- [ENTRIES]
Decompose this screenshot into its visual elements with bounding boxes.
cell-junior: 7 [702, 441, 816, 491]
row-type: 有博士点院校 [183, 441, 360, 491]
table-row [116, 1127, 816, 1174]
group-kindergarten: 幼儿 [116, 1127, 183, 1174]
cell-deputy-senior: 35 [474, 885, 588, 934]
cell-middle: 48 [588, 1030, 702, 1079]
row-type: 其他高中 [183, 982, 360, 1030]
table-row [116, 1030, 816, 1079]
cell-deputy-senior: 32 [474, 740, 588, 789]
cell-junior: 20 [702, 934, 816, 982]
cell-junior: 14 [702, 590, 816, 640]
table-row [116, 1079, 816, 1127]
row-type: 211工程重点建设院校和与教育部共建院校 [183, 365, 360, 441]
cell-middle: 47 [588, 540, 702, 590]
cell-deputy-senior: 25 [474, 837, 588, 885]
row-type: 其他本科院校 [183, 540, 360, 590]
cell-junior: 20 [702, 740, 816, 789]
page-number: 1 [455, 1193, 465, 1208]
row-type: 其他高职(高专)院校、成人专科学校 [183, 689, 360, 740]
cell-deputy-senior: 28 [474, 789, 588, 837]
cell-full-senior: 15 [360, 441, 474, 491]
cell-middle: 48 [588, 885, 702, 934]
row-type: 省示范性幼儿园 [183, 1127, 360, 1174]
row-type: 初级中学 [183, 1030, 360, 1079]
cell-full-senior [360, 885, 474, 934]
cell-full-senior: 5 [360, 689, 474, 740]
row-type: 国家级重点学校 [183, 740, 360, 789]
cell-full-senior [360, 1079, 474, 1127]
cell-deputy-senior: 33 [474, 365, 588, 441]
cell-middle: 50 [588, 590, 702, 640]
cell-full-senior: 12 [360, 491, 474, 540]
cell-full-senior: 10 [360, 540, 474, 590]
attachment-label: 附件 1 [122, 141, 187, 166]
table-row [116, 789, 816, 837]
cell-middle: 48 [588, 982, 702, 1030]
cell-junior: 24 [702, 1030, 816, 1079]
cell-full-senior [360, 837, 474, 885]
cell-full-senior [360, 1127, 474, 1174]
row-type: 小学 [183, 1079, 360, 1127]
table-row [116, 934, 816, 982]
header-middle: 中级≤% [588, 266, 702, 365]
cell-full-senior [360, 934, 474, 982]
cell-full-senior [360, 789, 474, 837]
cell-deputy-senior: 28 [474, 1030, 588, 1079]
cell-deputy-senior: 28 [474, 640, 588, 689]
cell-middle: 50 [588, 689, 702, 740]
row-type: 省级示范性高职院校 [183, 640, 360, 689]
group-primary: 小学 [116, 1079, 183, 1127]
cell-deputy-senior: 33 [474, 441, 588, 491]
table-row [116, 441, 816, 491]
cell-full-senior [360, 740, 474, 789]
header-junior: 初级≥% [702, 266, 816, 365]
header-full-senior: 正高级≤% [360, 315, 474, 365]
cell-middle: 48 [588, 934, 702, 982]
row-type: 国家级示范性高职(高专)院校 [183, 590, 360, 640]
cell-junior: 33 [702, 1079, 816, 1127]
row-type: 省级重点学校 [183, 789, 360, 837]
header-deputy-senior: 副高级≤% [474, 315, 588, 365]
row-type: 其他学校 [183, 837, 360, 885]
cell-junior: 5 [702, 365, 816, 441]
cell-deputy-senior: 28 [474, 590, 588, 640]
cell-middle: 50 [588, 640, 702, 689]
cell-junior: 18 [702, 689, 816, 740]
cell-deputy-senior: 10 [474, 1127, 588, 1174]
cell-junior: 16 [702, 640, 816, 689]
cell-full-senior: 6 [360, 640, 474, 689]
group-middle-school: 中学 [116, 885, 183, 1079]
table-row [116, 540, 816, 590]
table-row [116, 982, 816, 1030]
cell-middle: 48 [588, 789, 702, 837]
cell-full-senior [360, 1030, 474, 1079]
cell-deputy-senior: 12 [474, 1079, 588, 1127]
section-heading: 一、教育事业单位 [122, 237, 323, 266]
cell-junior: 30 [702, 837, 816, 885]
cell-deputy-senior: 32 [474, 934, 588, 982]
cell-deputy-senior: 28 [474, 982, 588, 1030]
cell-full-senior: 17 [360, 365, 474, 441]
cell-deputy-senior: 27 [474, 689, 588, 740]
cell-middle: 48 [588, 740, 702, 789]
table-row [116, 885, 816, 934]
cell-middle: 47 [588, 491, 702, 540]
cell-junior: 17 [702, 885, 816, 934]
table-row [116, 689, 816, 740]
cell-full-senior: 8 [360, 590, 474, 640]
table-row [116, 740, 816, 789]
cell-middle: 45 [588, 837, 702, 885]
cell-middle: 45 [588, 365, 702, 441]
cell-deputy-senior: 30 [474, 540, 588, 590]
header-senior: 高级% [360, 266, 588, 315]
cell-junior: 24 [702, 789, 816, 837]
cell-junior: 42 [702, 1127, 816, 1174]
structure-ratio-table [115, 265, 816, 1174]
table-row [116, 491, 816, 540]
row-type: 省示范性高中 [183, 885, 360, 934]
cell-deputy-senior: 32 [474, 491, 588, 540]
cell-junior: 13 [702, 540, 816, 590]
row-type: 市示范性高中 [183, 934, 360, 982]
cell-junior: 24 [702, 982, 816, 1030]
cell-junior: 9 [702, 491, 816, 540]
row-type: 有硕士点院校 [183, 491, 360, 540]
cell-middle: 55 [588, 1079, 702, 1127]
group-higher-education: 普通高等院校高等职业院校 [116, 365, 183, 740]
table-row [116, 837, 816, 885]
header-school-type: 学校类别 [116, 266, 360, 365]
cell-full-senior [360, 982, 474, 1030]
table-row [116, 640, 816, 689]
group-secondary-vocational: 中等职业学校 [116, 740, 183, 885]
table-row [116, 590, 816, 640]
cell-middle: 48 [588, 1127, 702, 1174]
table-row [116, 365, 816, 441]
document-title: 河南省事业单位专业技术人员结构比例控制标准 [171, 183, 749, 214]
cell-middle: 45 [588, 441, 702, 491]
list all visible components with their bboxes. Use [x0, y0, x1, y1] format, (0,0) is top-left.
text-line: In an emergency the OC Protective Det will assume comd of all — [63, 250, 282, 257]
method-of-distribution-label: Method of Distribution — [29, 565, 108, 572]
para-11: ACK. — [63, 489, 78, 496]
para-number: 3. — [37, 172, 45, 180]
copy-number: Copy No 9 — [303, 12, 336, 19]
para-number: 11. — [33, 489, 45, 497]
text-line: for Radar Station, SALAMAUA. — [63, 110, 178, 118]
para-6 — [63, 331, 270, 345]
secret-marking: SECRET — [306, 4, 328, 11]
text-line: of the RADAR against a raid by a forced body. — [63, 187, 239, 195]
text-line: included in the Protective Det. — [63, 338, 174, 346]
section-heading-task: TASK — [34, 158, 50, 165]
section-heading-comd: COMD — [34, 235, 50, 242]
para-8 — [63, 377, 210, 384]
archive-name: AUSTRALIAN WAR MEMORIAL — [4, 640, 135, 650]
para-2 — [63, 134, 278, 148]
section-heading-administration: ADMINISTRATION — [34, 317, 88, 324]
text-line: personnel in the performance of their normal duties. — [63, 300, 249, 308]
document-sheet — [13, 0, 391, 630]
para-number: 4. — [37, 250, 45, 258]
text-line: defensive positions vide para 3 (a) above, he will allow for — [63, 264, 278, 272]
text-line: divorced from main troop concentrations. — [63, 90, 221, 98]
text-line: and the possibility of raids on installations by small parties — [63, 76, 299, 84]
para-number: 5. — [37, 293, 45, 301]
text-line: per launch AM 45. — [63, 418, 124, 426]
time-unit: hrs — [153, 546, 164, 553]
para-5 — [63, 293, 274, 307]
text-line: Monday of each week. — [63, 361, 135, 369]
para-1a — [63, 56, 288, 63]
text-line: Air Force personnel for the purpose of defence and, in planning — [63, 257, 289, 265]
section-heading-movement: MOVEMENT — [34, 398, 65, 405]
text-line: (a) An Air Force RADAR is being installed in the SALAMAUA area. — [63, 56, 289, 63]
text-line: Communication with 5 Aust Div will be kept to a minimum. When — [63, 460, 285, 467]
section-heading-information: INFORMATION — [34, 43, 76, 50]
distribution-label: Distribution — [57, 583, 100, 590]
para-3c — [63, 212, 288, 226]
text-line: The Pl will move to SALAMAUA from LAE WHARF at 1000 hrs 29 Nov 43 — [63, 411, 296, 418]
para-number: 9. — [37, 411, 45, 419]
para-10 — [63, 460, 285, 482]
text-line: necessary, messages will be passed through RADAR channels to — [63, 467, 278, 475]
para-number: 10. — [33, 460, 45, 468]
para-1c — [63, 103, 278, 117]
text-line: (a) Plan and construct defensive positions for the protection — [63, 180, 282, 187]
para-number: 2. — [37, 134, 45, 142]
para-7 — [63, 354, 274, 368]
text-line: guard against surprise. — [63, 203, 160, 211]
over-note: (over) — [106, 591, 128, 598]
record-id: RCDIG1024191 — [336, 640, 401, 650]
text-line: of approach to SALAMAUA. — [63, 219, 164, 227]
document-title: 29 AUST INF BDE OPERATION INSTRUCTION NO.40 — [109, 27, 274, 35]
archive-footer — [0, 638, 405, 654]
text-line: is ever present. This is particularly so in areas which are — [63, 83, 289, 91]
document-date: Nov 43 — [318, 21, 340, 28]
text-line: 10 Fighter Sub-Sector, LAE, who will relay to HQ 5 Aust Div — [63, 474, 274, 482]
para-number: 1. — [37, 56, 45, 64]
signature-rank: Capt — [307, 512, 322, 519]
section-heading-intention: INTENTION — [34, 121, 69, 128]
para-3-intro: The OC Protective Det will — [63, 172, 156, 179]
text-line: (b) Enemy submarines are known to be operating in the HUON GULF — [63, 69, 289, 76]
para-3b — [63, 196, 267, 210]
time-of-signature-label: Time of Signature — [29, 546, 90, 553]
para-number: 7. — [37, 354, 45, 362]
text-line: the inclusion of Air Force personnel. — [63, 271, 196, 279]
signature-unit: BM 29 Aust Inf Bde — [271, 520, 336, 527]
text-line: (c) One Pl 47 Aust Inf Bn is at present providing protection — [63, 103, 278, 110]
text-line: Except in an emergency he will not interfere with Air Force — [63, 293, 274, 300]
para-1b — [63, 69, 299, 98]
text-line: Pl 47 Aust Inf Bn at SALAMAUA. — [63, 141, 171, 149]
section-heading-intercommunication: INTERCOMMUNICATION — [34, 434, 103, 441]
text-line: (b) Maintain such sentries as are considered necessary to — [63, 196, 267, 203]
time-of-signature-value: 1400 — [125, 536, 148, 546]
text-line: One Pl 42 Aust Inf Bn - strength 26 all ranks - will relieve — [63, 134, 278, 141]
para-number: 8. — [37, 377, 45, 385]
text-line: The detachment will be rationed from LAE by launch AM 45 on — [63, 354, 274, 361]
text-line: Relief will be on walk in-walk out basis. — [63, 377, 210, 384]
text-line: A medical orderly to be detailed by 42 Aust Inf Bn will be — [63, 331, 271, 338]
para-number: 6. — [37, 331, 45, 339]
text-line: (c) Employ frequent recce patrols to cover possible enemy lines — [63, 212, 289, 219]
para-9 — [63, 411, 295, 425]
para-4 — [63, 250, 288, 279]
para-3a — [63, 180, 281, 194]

- [STATED EXERCISE] Please pull out the records verbatim, starting at the very first line and ending at the line that contains "page-number: 1 [455, 1193, 465, 1208]", with both of those lines included.

- [SOLVED EXERCISE]
Decompose this screenshot into its visual elements with bounding boxes.
cell-junior: 7 [702, 441, 816, 491]
row-type: 有博士点院校 [183, 441, 360, 491]
table-row [116, 1127, 816, 1174]
group-kindergarten: 幼儿 [116, 1127, 183, 1174]
cell-deputy-senior: 35 [474, 885, 588, 934]
cell-middle: 48 [588, 1030, 702, 1079]
row-type: 其他高中 [183, 982, 360, 1030]
table-row [116, 1030, 816, 1079]
cell-deputy-senior: 32 [474, 740, 588, 789]
cell-junior: 20 [702, 934, 816, 982]
cell-junior: 14 [702, 590, 816, 640]
table-row [116, 1079, 816, 1127]
row-type: 211工程重点建设院校和与教育部共建院校 [183, 365, 360, 441]
cell-middle: 47 [588, 540, 702, 590]
cell-deputy-senior: 25 [474, 837, 588, 885]
row-type: 其他本科院校 [183, 540, 360, 590]
cell-junior: 20 [702, 740, 816, 789]
page-number: 1 [455, 1193, 465, 1208]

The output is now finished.